Problem requirements: The records below must be duplicated exactly, character for character.

Input for this task:
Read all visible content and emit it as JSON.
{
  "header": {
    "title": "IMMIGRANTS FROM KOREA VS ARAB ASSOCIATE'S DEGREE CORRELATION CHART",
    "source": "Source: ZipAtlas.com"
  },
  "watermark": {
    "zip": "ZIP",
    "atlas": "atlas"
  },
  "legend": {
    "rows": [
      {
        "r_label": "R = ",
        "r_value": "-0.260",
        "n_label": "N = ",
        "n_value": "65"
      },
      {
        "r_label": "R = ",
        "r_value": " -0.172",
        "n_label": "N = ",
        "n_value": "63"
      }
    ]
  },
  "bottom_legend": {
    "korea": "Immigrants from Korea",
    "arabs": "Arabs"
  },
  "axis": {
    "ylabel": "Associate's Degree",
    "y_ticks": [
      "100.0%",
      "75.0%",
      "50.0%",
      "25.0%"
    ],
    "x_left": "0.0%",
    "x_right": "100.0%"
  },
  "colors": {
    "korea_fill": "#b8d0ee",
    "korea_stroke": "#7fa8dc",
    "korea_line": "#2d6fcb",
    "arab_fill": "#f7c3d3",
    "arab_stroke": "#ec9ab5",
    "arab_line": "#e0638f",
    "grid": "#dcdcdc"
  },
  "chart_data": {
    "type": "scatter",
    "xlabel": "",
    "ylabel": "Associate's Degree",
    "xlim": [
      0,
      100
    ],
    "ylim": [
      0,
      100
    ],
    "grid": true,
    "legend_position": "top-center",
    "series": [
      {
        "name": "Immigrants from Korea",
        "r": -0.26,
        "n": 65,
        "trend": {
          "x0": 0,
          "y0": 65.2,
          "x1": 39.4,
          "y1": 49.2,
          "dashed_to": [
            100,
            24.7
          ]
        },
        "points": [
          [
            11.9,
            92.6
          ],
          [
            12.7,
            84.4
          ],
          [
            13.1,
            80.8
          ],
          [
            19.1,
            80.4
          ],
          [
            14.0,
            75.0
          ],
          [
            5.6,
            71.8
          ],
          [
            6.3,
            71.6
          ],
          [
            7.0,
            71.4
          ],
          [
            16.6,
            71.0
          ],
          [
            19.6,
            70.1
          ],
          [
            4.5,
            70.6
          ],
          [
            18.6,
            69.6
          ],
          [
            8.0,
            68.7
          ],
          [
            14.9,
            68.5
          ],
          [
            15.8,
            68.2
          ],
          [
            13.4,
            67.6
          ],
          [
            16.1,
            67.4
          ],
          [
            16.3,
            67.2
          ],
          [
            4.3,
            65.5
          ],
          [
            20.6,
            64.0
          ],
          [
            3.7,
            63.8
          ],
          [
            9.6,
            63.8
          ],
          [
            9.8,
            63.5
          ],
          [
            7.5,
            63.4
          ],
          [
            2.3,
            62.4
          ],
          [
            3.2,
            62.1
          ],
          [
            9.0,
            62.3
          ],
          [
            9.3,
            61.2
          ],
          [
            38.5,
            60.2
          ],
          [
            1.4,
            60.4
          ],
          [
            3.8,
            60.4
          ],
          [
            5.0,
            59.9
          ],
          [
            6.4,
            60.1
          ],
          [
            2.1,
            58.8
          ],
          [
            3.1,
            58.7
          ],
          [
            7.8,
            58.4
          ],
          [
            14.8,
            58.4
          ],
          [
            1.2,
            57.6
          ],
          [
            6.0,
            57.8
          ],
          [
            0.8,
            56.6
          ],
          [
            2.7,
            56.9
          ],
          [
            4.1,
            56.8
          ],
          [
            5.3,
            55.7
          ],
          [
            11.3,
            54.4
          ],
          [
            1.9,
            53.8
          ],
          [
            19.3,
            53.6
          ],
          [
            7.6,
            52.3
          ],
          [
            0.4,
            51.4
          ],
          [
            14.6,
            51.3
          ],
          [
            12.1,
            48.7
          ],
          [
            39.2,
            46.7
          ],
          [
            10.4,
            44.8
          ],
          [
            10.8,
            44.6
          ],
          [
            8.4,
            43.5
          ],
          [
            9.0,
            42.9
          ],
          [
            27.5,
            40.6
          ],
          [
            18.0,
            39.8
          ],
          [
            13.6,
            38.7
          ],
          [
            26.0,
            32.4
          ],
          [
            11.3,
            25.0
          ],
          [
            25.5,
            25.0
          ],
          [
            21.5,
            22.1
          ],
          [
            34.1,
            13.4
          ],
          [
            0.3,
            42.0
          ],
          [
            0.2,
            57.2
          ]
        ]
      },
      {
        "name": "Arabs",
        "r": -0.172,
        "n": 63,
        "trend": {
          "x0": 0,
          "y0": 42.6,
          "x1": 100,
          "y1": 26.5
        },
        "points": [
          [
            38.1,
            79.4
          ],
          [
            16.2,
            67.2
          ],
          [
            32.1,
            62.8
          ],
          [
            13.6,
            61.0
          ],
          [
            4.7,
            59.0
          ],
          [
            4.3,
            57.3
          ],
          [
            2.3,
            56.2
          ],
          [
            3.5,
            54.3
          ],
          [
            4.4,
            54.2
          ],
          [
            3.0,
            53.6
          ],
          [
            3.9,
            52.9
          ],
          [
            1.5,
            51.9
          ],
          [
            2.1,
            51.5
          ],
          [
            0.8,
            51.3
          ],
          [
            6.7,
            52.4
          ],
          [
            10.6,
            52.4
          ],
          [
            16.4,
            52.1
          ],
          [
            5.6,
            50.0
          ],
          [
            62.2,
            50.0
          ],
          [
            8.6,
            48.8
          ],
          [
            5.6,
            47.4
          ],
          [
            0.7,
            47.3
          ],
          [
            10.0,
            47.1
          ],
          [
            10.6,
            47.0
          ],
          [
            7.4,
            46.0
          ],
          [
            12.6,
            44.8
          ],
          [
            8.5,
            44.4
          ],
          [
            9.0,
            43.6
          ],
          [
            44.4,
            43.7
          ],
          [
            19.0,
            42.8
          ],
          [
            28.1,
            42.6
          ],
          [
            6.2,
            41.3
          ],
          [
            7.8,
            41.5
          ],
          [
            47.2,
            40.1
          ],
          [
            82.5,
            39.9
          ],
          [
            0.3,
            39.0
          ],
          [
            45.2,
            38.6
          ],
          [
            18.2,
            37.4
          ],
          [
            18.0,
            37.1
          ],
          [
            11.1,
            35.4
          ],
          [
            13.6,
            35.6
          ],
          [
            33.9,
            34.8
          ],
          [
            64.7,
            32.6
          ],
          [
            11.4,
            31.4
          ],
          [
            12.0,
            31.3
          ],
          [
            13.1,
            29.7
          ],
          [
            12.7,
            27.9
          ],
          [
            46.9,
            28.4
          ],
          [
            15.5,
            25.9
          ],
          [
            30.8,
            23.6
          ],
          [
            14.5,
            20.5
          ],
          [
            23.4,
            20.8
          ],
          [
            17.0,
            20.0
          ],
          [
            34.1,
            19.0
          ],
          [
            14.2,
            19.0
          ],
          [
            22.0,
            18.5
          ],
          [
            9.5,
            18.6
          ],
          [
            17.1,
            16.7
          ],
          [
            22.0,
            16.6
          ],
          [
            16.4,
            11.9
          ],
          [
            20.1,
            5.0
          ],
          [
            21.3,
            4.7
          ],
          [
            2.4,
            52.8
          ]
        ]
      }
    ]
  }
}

Task response:
Read all visible content and emit it as JSON.
{
  "header": {
    "title": "IMMIGRANTS FROM KOREA VS ARAB ASSOCIATE'S DEGREE CORRELATION CHART",
    "source": "Source: ZipAtlas.com"
  },
  "watermark": {
    "zip": "ZIP",
    "atlas": "atlas"
  },
  "legend": {
    "rows": [
      {
        "r_label": "R = ",
        "r_value": "-0.260",
        "n_label": "N = ",
        "n_value": "65"
      },
      {
        "r_label": "R = ",
        "r_value": " -0.172",
        "n_label": "N = ",
        "n_value": "63"
      }
    ]
  },
  "bottom_legend": {
    "korea": "Immigrants from Korea",
    "arabs": "Arabs"
  },
  "axis": {
    "ylabel": "Associate's Degree",
    "y_ticks": [
      "100.0%",
      "75.0%",
      "50.0%",
      "25.0%"
    ],
    "x_left": "0.0%",
    "x_right": "100.0%"
  },
  "colors": {
    "korea_fill": "#b8d0ee",
    "korea_stroke": "#7fa8dc",
    "korea_line": "#2d6fcb",
    "arab_fill": "#f7c3d3",
    "arab_stroke": "#ec9ab5",
    "arab_line": "#e0638f",
    "grid": "#dcdcdc"
  },
  "chart_data": {
    "type": "scatter",
    "xlabel": "",
    "ylabel": "Associate's Degree",
    "xlim": [
      0,
      100
    ],
    "ylim": [
      0,
      100
    ],
    "grid": true,
    "legend_position": "top-center",
    "series": [
      {
        "name": "Immigrants from Korea",
        "r": -0.26,
        "n": 65,
        "trend": {
          "x0": 0,
          "y0": 65.2,
          "x1": 39.4,
          "y1": 49.2,
          "dashed_to": [
            100,
            24.7
          ]
        },
        "points": [
          [
            11.9,
            92.6
          ],
          [
            12.7,
            84.4
          ],
          [
            13.1,
            80.8
          ],
          [
            19.1,
            80.4
          ],
          [
            14.0,
            75.0
          ],
          [
            5.6,
            71.8
          ],
          [
            6.3,
            71.6
          ],
          [
            7.0,
            71.4
          ],
          [
            16.6,
            71.0
          ],
          [
            19.6,
            70.1
          ],
          [
            4.5,
            70.6
          ],
          [
            18.6,
            69.6
          ],
          [
            8.0,
            68.7
          ],
          [
            14.9,
            68.5
          ],
          [
            15.8,
            68.2
          ],
          [
            13.4,
            67.6
          ],
          [
            16.1,
            67.4
          ],
          [
            16.3,
            67.2
          ],
          [
            4.3,
            65.5
          ],
          [
            20.6,
            64.0
          ],
          [
            3.7,
            63.8
          ],
          [
            9.6,
            63.8
          ],
          [
            9.8,
            63.5
          ],
          [
            7.5,
            63.4
          ],
          [
            2.3,
            62.4
          ],
          [
            3.2,
            62.1
          ],
          [
            9.0,
            62.3
          ],
          [
            9.3,
            61.2
          ],
          [
            38.5,
            60.2
          ],
          [
            1.4,
            60.4
          ],
          [
            3.8,
            60.4
          ],
          [
            5.0,
            59.9
          ],
          [
            6.4,
            60.1
          ],
          [
            2.1,
            58.8
          ],
          [
            3.1,
            58.7
          ],
          [
            7.8,
            58.4
          ],
          [
            14.8,
            58.4
          ],
          [
            1.2,
            57.6
          ],
          [
            6.0,
            57.8
          ],
          [
            0.8,
            56.6
          ],
          [
            2.7,
            56.9
          ],
          [
            4.1,
            56.8
          ],
          [
            5.3,
            55.7
          ],
          [
            11.3,
            54.4
          ],
          [
            1.9,
            53.8
          ],
          [
            19.3,
            53.6
          ],
          [
            7.6,
            52.3
          ],
          [
            0.4,
            51.4
          ],
          [
            14.6,
            51.3
          ],
          [
            12.1,
            48.7
          ],
          [
            39.2,
            46.7
          ],
          [
            10.4,
            44.8
          ],
          [
            10.8,
            44.6
          ],
          [
            8.4,
            43.5
          ],
          [
            9.0,
            42.9
          ],
          [
            27.5,
            40.6
          ],
          [
            18.0,
            39.8
          ],
          [
            13.6,
            38.7
          ],
          [
            26.0,
            32.4
          ],
          [
            11.3,
            25.0
          ],
          [
            25.5,
            25.0
          ],
          [
            21.5,
            22.1
          ],
          [
            34.1,
            13.4
          ],
          [
            0.3,
            42.0
          ],
          [
            0.2,
            57.2
          ]
        ]
      },
      {
        "name": "Arabs",
        "r": -0.172,
        "n": 63,
        "trend": {
          "x0": 0,
          "y0": 42.6,
          "x1": 100,
          "y1": 26.5
        },
        "points": [
          [
            38.1,
            79.4
          ],
          [
            16.2,
            67.2
          ],
          [
            32.1,
            62.8
          ],
          [
            13.6,
            61.0
          ],
          [
            4.7,
            59.0
          ],
          [
            4.3,
            57.3
          ],
          [
            2.3,
            56.2
          ],
          [
            3.5,
            54.3
          ],
          [
            4.4,
            54.2
          ],
          [
            3.0,
            53.6
          ],
          [
            3.9,
            52.9
          ],
          [
            1.5,
            51.9
          ],
          [
            2.1,
            51.5
          ],
          [
            0.8,
            51.3
          ],
          [
            6.7,
            52.4
          ],
          [
            10.6,
            52.4
          ],
          [
            16.4,
            52.1
          ],
          [
            5.6,
            50.0
          ],
          [
            62.2,
            50.0
          ],
          [
            8.6,
            48.8
          ],
          [
            5.6,
            47.4
          ],
          [
            0.7,
            47.3
          ],
          [
            10.0,
            47.1
          ],
          [
            10.6,
            47.0
          ],
          [
            7.4,
            46.0
          ],
          [
            12.6,
            44.8
          ],
          [
            8.5,
            44.4
          ],
          [
            9.0,
            43.6
          ],
          [
            44.4,
            43.7
          ],
          [
            19.0,
            42.8
          ],
          [
            28.1,
            42.6
          ],
          [
            6.2,
            41.3
          ],
          [
            7.8,
            41.5
          ],
          [
            47.2,
            40.1
          ],
          [
            82.5,
            39.9
          ],
          [
            0.3,
            39.0
          ],
          [
            45.2,
            38.6
          ],
          [
            18.2,
            37.4
          ],
          [
            18.0,
            37.1
          ],
          [
            11.1,
            35.4
          ],
          [
            13.6,
            35.6
          ],
          [
            33.9,
            34.8
          ],
          [
            64.7,
            32.6
          ],
          [
            11.4,
            31.4
          ],
          [
            12.0,
            31.3
          ],
          [
            13.1,
            29.7
          ],
          [
            12.7,
            27.9
          ],
          [
            46.9,
            28.4
          ],
          [
            15.5,
            25.9
          ],
          [
            30.8,
            23.6
          ],
          [
            14.5,
            20.5
          ],
          [
            23.4,
            20.8
          ],
          [
            17.0,
            20.0
          ],
          [
            34.1,
            19.0
          ],
          [
            14.2,
            19.0
          ],
          [
            22.0,
            18.5
          ],
          [
            9.5,
            18.6
          ],
          [
            17.1,
            16.7
          ],
          [
            22.0,
            16.6
          ],
          [
            16.4,
            11.9
          ],
          [
            20.1,
            5.0
          ],
          [
            21.3,
            4.7
          ],
          [
            2.4,
            52.8
          ]
        ]
      }
    ]
  }
}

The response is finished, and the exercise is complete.